EXERCISE GOAL: Could you give the data below again, exactly and completely?
§
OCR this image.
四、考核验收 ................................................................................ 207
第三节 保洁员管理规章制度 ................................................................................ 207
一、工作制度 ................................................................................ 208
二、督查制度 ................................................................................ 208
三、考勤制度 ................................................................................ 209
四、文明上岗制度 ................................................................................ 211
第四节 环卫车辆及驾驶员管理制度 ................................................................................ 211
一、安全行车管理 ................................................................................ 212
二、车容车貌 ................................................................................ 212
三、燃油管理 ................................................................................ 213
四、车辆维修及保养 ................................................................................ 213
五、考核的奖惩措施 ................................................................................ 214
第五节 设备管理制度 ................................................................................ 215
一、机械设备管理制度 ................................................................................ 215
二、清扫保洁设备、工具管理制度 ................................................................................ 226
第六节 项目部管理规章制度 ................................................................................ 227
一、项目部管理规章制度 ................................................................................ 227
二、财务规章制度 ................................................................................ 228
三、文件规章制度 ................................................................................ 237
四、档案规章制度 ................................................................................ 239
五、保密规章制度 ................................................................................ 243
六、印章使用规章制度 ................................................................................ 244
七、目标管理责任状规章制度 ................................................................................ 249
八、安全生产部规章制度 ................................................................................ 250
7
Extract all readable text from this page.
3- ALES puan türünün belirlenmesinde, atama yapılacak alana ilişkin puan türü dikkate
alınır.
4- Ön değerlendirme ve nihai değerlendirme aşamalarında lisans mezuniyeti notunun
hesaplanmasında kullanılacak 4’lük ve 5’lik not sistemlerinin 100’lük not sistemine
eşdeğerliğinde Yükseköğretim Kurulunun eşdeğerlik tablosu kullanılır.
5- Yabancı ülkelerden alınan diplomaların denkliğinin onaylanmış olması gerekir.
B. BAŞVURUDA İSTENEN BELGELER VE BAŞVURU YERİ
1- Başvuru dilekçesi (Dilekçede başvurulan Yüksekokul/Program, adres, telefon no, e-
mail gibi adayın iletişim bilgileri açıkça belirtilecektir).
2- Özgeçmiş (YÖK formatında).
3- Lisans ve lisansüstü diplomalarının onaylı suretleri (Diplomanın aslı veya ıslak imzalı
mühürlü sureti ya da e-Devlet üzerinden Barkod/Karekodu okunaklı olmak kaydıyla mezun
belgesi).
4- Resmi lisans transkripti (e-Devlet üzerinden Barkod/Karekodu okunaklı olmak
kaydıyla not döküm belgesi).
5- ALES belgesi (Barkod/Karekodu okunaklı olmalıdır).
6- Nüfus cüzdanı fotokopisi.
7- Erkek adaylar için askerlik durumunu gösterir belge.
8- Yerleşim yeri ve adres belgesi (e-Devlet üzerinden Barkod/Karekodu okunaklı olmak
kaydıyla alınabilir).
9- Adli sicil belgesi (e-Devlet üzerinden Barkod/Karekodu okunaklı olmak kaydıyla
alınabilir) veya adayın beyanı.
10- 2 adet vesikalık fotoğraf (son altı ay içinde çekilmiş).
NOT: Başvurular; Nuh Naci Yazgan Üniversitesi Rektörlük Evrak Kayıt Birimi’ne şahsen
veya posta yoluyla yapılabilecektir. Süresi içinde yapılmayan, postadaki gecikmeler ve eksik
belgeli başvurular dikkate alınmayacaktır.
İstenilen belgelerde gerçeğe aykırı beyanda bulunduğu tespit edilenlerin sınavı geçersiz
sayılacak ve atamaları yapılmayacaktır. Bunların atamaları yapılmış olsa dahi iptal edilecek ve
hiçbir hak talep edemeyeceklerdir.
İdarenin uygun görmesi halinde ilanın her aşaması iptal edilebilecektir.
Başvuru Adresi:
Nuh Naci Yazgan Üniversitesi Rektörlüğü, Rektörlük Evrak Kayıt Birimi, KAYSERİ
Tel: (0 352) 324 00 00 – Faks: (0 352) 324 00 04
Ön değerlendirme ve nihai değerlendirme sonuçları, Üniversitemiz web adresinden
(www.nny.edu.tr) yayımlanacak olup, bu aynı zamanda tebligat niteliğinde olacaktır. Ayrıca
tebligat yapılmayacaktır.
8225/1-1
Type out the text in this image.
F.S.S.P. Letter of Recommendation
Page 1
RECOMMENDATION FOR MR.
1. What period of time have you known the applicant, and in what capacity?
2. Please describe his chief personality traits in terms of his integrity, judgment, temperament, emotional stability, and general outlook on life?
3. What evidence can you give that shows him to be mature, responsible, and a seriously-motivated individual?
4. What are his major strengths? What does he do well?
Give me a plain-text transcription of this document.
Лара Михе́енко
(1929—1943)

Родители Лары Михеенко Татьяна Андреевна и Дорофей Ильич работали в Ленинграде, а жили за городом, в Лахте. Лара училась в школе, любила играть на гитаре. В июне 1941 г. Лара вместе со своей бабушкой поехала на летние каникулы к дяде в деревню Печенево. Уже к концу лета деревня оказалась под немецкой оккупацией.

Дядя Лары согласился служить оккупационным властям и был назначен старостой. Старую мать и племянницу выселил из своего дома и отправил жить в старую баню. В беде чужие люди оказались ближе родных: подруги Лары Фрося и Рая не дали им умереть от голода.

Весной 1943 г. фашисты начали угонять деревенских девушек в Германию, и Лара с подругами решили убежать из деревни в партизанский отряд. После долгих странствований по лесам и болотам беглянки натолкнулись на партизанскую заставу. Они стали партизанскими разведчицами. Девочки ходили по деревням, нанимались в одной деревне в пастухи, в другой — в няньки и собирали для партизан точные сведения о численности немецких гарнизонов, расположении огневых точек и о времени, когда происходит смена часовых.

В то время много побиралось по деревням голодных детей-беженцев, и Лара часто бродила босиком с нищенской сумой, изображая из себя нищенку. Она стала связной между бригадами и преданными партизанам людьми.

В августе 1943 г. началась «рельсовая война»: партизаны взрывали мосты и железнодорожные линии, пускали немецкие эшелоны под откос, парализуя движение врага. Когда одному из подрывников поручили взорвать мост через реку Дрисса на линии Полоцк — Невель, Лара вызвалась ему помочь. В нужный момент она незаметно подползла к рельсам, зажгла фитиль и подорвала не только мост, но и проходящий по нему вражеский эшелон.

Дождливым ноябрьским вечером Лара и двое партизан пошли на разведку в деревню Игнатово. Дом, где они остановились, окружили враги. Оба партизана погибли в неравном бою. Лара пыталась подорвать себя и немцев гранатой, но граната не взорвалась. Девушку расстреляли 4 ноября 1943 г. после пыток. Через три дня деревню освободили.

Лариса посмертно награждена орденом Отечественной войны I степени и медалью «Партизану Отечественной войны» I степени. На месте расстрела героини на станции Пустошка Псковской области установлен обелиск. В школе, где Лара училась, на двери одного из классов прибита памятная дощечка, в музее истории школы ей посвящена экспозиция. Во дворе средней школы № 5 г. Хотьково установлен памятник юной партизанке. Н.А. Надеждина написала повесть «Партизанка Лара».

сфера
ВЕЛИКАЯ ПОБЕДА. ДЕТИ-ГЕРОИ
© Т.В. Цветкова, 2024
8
§
WRITTEN RESPONSE:
OCR this image.
四、考核验收 ................................................................................ 207
第三节 保洁员管理规章制度 ................................................................................ 207
一、工作制度 ................................................................................ 208
二、督查制度 ................................................................................ 208
三、考勤制度 ................................................................................ 209
四、文明上岗制度 ................................................................................ 211
第四节 环卫车辆及驾驶员管理制度 ................................................................................ 211
一、安全行车管理 ................................................................................ 212
二、车容车貌 ................................................................................ 212
三、燃油管理 ................................................................................ 213
四、车辆维修及保养 ................................................................................ 213
五、考核的奖惩措施 ................................................................................ 214
第五节 设备管理制度 ................................................................................ 215
一、机械设备管理制度 ................................................................................ 215
二、清扫保洁设备、工具管理制度 ................................................................................ 226
第六节 项目部管理规章制度 ................................................................................ 227
一、项目部管理规章制度 ................................................................................ 227
二、财务规章制度 ................................................................................ 228
三、文件规章制度 ................................................................................ 237
四、档案规章制度 ................................................................................ 239
五、保密规章制度 ................................................................................ 243
六、印章使用规章制度 ................................................................................ 244
七、目标管理责任状规章制度 ................................................................................ 249
八、安全生产部规章制度 ................................................................................ 250
7
Extract all readable text from this page.
3- ALES puan türünün belirlenmesinde, atama yapılacak alana ilişkin puan türü dikkate
alınır.
4- Ön değerlendirme ve nihai değerlendirme aşamalarında lisans mezuniyeti notunun
hesaplanmasında kullanılacak 4’lük ve 5’lik not sistemlerinin 100’lük not sistemine
eşdeğerliğinde Yükseköğretim Kurulunun eşdeğerlik tablosu kullanılır.
5- Yabancı ülkelerden alınan diplomaların denkliğinin onaylanmış olması gerekir.
B. BAŞVURUDA İSTENEN BELGELER VE BAŞVURU YERİ
1- Başvuru dilekçesi (Dilekçede başvurulan Yüksekokul/Program, adres, telefon no, e-
mail gibi adayın iletişim bilgileri açıkça belirtilecektir).
2- Özgeçmiş (YÖK formatında).
3- Lisans ve lisansüstü diplomalarının onaylı suretleri (Diplomanın aslı veya ıslak imzalı
mühürlü sureti ya da e-Devlet üzerinden Barkod/Karekodu okunaklı olmak kaydıyla mezun
belgesi).
4- Resmi lisans transkripti (e-Devlet üzerinden Barkod/Karekodu okunaklı olmak
kaydıyla not döküm belgesi).
5- ALES belgesi (Barkod/Karekodu okunaklı olmalıdır).
6- Nüfus cüzdanı fotokopisi.
7- Erkek adaylar için askerlik durumunu gösterir belge.
8- Yerleşim yeri ve adres belgesi (e-Devlet üzerinden Barkod/Karekodu okunaklı olmak
kaydıyla alınabilir).
9- Adli sicil belgesi (e-Devlet üzerinden Barkod/Karekodu okunaklı olmak kaydıyla
alınabilir) veya adayın beyanı.
10- 2 adet vesikalık fotoğraf (son altı ay içinde çekilmiş).
NOT: Başvurular; Nuh Naci Yazgan Üniversitesi Rektörlük Evrak Kayıt Birimi’ne şahsen
veya posta yoluyla yapılabilecektir. Süresi içinde yapılmayan, postadaki gecikmeler ve eksik
belgeli başvurular dikkate alınmayacaktır.
İstenilen belgelerde gerçeğe aykırı beyanda bulunduğu tespit edilenlerin sınavı geçersiz
sayılacak ve atamaları yapılmayacaktır. Bunların atamaları yapılmış olsa dahi iptal edilecek ve
hiçbir hak talep edemeyeceklerdir.
İdarenin uygun görmesi halinde ilanın her aşaması iptal edilebilecektir.
Başvuru Adresi:
Nuh Naci Yazgan Üniversitesi Rektörlüğü, Rektörlük Evrak Kayıt Birimi, KAYSERİ
Tel: (0 352) 324 00 00 – Faks: (0 352) 324 00 04
Ön değerlendirme ve nihai değerlendirme sonuçları, Üniversitemiz web adresinden
(www.nny.edu.tr) yayımlanacak olup, bu aynı zamanda tebligat niteliğinde olacaktır. Ayrıca
tebligat yapılmayacaktır.
8225/1-1
Type out the text in this image.
F.S.S.P. Letter of Recommendation
Page 1
RECOMMENDATION FOR MR.
1. What period of time have you known the applicant, and in what capacity?
2. Please describe his chief personality traits in terms of his integrity, judgment, temperament, emotional stability, and general outlook on life?
3. What evidence can you give that shows him to be mature, responsible, and a seriously-motivated individual?
4. What are his major strengths? What does he do well?
Give me a plain-text transcription of this document.
Лара Михе́енко
(1929—1943)

Родители Лары Михеенко Татьяна Андреевна и Дорофей Ильич работали в Ленинграде, а жили за городом, в Лахте. Лара училась в школе, любила играть на гитаре. В июне 1941 г. Лара вместе со своей бабушкой поехала на летние каникулы к дяде в деревню Печенево. Уже к концу лета деревня оказалась под немецкой оккупацией.

Дядя Лары согласился служить оккупационным властям и был назначен старостой. Старую мать и племянницу выселил из своего дома и отправил жить в старую баню. В беде чужие люди оказались ближе родных: подруги Лары Фрося и Рая не дали им умереть от голода.

Весной 1943 г. фашисты начали угонять деревенских девушек в Германию, и Лара с подругами решили убежать из деревни в партизанский отряд. После долгих странствований по лесам и болотам беглянки натолкнулись на партизанскую заставу. Они стали партизанскими разведчицами. Девочки ходили по деревням, нанимались в одной деревне в пастухи, в другой — в няньки и собирали для партизан точные сведения о численности немецких гарнизонов, расположении огневых точек и о времени, когда происходит смена часовых.

В то время много побиралось по деревням голодных детей-беженцев, и Лара часто бродила босиком с нищенской сумой, изображая из себя нищенку. Она стала связной между бригадами и преданными партизанам людьми.

В августе 1943 г. началась «рельсовая война»: партизаны взрывали мосты и железнодорожные линии, пускали немецкие эшелоны под откос, парализуя движение врага. Когда одному из подрывников поручили взорвать мост через реку Дрисса на линии Полоцк — Невель, Лара вызвалась ему помочь. В нужный момент она незаметно подползла к рельсам, зажгла фитиль и подорвала не только мост, но и проходящий по нему вражеский эшелон.

Дождливым ноябрьским вечером Лара и двое партизан пошли на разведку в деревню Игнатово. Дом, где они остановились, окружили враги. Оба партизана погибли в неравном бою. Лара пыталась подорвать себя и немцев гранатой, но граната не взорвалась. Девушку расстреляли 4 ноября 1943 г. после пыток. Через три дня деревню освободили.

Лариса посмертно награждена орденом Отечественной войны I степени и медалью «Партизану Отечественной войны» I степени. На месте расстрела героини на станции Пустошка Псковской области установлен обелиск. В школе, где Лара училась, на двери одного из классов прибита памятная дощечка, в музее истории школы ей посвящена экспозиция. Во дворе средней школы № 5 г. Хотьково установлен памятник юной партизанке. Н.А. Надеждина написала повесть «Партизанка Лара».

сфера
ВЕЛИКАЯ ПОБЕДА. ДЕТИ-ГЕРОИ
© Т.В. Цветкова, 2024
8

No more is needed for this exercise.